Required work:
Below are some records. Say how many of their lines include the string "this", giving only the number.
━━━━━━━━━━
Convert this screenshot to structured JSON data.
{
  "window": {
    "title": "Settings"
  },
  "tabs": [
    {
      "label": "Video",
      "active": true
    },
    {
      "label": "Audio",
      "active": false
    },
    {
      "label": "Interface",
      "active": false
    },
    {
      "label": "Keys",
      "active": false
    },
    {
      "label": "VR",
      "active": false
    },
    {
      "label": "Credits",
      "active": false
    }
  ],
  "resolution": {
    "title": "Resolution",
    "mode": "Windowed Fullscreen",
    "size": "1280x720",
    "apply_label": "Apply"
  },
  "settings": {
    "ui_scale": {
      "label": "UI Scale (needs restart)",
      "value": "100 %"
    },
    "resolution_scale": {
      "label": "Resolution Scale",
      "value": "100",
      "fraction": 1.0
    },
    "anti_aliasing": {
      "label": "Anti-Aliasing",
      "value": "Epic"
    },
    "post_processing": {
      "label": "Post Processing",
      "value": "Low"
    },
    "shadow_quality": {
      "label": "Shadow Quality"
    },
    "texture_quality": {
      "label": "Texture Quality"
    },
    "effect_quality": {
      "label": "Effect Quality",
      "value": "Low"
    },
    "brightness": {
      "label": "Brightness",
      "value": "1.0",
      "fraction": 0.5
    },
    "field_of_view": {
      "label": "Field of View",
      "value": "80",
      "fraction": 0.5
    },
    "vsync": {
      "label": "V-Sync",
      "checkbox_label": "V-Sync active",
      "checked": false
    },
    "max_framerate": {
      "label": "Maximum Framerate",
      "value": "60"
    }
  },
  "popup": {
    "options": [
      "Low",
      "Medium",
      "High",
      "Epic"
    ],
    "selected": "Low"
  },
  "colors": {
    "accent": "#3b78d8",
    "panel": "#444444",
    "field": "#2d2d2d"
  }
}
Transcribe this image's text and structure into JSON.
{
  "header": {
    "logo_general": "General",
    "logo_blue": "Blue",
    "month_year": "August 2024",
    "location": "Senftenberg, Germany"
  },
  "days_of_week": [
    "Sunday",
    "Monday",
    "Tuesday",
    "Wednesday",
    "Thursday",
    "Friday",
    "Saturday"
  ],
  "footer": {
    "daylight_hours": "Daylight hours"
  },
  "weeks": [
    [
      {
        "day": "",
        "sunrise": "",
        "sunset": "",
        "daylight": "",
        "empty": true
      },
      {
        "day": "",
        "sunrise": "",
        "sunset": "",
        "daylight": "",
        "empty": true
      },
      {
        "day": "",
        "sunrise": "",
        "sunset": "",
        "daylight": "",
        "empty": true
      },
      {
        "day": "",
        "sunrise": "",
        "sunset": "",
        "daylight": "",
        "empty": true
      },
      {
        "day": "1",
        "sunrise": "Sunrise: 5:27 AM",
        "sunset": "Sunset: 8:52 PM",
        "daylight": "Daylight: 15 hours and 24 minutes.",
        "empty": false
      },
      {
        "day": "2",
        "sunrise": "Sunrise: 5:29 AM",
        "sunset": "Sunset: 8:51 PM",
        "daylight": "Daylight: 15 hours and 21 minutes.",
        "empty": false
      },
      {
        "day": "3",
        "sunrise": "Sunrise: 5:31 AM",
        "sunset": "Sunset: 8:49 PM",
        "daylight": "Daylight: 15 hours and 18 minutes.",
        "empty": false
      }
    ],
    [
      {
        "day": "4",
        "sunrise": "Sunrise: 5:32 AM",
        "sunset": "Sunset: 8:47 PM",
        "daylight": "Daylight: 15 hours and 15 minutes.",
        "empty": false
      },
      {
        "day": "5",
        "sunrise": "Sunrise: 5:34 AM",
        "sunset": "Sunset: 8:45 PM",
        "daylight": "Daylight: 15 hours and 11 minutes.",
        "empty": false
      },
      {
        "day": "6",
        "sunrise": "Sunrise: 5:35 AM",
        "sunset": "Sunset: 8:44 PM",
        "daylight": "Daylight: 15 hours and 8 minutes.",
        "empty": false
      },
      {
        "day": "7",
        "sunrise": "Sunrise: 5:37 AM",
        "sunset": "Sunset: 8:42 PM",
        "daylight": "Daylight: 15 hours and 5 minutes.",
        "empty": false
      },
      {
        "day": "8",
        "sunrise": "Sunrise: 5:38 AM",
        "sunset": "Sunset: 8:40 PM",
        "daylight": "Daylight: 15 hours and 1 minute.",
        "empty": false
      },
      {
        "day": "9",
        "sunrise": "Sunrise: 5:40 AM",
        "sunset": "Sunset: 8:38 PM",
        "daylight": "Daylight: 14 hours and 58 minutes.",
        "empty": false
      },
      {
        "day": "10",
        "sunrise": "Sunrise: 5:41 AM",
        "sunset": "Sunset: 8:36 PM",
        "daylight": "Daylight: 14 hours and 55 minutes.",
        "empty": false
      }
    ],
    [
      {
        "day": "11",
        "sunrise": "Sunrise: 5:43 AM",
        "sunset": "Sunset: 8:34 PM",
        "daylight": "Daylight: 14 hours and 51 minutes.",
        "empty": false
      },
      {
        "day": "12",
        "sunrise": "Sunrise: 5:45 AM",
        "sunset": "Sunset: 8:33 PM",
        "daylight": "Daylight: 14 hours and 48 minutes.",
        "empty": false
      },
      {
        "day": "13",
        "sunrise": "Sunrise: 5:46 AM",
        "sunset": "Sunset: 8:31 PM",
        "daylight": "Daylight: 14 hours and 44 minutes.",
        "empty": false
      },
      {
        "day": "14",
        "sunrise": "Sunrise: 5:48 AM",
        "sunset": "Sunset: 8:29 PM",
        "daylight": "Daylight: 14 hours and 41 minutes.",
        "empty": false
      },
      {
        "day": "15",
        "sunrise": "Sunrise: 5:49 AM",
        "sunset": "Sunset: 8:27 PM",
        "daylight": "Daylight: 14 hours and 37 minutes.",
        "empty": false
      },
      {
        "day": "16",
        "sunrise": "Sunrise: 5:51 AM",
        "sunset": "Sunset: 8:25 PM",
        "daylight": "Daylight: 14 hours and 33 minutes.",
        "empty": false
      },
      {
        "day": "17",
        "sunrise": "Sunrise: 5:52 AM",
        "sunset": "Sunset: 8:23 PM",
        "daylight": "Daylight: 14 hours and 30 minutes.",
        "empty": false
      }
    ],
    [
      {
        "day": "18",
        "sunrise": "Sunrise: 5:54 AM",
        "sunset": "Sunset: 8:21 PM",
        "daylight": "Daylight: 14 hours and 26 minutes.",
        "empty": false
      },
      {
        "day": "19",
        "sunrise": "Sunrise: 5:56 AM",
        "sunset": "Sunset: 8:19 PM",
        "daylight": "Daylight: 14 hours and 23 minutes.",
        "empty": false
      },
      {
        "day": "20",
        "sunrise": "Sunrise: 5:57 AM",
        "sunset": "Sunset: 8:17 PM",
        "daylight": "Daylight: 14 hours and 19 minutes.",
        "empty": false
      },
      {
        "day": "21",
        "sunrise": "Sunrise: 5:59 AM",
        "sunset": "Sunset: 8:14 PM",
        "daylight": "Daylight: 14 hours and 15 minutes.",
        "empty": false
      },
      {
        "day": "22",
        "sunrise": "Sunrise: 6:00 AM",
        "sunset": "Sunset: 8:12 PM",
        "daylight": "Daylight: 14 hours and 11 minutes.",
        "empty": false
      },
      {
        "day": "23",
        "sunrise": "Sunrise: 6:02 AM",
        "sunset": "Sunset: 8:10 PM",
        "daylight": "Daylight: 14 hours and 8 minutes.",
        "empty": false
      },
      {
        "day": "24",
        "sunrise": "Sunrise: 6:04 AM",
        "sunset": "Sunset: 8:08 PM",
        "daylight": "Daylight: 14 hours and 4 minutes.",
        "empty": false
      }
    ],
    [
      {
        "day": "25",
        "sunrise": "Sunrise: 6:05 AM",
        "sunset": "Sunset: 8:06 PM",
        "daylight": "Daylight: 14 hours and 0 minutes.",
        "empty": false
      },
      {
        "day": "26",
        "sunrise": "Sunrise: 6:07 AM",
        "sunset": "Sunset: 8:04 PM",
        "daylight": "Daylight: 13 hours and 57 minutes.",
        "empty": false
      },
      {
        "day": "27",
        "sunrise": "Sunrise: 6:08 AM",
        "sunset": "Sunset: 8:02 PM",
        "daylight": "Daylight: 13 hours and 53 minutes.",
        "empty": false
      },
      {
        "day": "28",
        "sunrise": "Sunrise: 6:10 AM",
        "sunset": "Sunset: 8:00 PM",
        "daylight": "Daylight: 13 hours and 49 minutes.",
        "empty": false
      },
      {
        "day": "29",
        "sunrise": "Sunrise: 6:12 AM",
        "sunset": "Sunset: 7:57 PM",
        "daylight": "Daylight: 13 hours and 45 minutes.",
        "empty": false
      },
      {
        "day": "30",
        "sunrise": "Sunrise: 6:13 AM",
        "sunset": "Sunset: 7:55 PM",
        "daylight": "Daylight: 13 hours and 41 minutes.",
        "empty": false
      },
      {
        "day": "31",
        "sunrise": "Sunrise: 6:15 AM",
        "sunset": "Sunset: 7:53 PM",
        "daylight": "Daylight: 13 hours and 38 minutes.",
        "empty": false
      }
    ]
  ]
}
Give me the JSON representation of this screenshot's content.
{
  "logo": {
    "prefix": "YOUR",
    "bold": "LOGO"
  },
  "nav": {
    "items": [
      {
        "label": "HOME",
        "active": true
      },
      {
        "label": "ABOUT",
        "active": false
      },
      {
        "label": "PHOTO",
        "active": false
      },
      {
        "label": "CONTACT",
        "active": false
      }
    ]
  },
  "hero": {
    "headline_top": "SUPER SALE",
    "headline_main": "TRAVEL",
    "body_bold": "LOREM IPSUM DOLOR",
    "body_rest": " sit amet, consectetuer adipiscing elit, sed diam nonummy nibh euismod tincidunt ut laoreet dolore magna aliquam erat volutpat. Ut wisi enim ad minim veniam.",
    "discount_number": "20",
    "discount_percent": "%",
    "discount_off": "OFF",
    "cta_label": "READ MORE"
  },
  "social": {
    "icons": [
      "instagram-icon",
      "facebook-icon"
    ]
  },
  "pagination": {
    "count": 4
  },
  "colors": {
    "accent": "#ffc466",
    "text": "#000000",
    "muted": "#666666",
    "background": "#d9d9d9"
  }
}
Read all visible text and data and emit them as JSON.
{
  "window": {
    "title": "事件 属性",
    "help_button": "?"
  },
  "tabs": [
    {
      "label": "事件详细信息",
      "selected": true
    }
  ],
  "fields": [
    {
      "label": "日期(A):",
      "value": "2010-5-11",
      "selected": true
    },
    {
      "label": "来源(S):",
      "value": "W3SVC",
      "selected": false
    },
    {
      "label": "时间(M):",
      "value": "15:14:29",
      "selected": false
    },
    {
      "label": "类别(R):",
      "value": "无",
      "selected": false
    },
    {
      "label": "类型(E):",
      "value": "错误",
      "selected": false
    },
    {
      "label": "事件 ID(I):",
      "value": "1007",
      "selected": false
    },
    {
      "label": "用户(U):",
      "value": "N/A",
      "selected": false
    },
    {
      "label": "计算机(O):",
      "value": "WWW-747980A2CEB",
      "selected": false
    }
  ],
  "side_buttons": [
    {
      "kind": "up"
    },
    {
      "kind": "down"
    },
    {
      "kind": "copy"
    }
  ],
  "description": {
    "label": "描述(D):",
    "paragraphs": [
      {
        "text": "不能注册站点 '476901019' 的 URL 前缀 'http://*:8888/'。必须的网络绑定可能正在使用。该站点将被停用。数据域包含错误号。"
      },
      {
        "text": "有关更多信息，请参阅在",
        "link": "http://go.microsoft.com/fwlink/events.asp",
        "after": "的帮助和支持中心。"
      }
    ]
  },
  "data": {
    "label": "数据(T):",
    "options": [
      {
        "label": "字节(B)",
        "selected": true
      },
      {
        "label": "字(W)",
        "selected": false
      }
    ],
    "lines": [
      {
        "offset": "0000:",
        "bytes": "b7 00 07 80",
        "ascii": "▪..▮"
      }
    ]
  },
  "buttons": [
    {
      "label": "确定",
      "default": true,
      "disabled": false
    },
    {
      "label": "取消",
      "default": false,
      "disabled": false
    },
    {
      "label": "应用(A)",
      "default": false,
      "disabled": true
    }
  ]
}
━━━━━━━━━━
Correct output:
3